Any picture among the records should be left out, please; retype the rest exactly.
--- start ---
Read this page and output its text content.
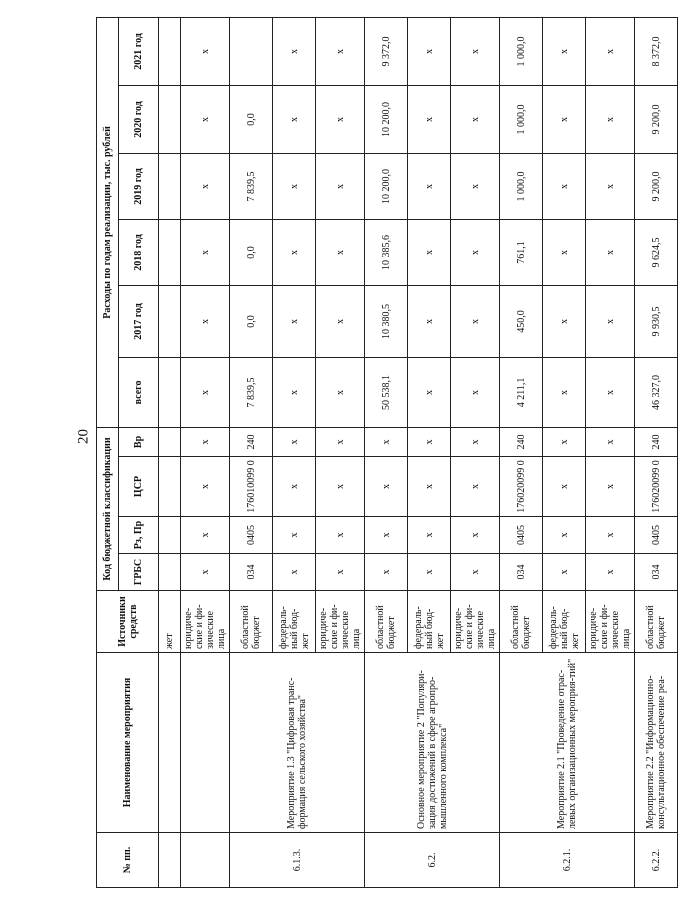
20
№ пп.	Наименование мероприятия	Источники средств	Код бюджетной классификации				Расходы по годам реализации, тыс. рублей					
			ГРБС	Рз, Пр	ЦСР	Вр	всего	2017 год	2018 год	2019 год	2020 год	2021 год
		жет										
		юридиче-ские и фи-зические лица	х	х	х	х	х	х	х	х	х	х
6.1.3.	Мероприятие 1.3 "Цифровая транс-формация сельского хозяйства"	областной бюджет	034	0405	176010099 0	240	7 839,5	0,0	0,0	7 839,5	0,0	
		федераль-ный бюд-жет	х	х	х	х	х	х	х	х	х	х
		юридиче-ские и фи-зические лица	х	х	х	х	х	х	х	х	х	х
6.2.	Основное мероприятие 2 "Популяри-зация достижений в сфере агропро-мышленного комплекса"	областной бюджет	х	х	х	х	50 538,1	10 380,5	10 385,6	10 200,0	10 200,0	9 372,0
		федераль-ный бюд-жет	х	х	х	х	х	х	х	х	х	х
		юридиче-ские и фи-зические лица	х	х	х	х	х	х	х	х	х	х
6.2.1.	Мероприятие 2.1 "Проведение отрас-левых организационных мероприя-тий"	областной бюджет	034	0405	176020099 0	240	4 211,1	450,0	761,1	1 000,0	1 000,0	1 000,0
		федераль-ный бюд-жет	х	х	х	х	х	х	х	х	х	х
		юридиче-ские и фи-зические лица	х	х	х	х	х	х	х	х	х	х
6.2.2.	Мероприятие 2.2 "Информационно-консультационное обеспечение реа-	областной бюджет	034	0405	176020099 0	240	46 327,0	9 930,5	9 624,5	9 200,0	9 200,0	8 372,0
--- end ---
● Reply:
Read this page and output its text content.
20
№ пп.	Наименование мероприятия	Источники средств	Код бюджетной классификации				Расходы по годам реализации, тыс. рублей					
			ГРБС	Рз, Пр	ЦСР	Вр	всего	2017 год	2018 год	2019 год	2020 год	2021 год
		жет										
		юридиче-ские и фи-зические лица	х	х	х	х	х	х	х	х	х	х
6.1.3.	Мероприятие 1.3 "Цифровая транс-формация сельского хозяйства"	областной бюджет	034	0405	176010099 0	240	7 839,5	0,0	0,0	7 839,5	0,0	
		федераль-ный бюд-жет	х	х	х	х	х	х	х	х	х	х
		юридиче-ские и фи-зические лица	х	х	х	х	х	х	х	х	х	х
6.2.	Основное мероприятие 2 "Популяри-зация достижений в сфере агропро-мышленного комплекса"	областной бюджет	х	х	х	х	50 538,1	10 380,5	10 385,6	10 200,0	10 200,0	9 372,0
		федераль-ный бюд-жет	х	х	х	х	х	х	х	х	х	х
		юридиче-ские и фи-зические лица	х	х	х	х	х	х	х	х	х	х
6.2.1.	Мероприятие 2.1 "Проведение отрас-левых организационных мероприя-тий"	областной бюджет	034	0405	176020099 0	240	4 211,1	450,0	761,1	1 000,0	1 000,0	1 000,0
		федераль-ный бюд-жет	х	х	х	х	х	х	х	х	х	х
		юридиче-ские и фи-зические лица	х	х	х	х	х	х	х	х	х	х
6.2.2.	Мероприятие 2.2 "Информационно-консультационное обеспечение реа-	областной бюджет	034	0405	176020099 0	240	46 327,0	9 930,5	9 624,5	9 200,0	9 200,0	8 372,0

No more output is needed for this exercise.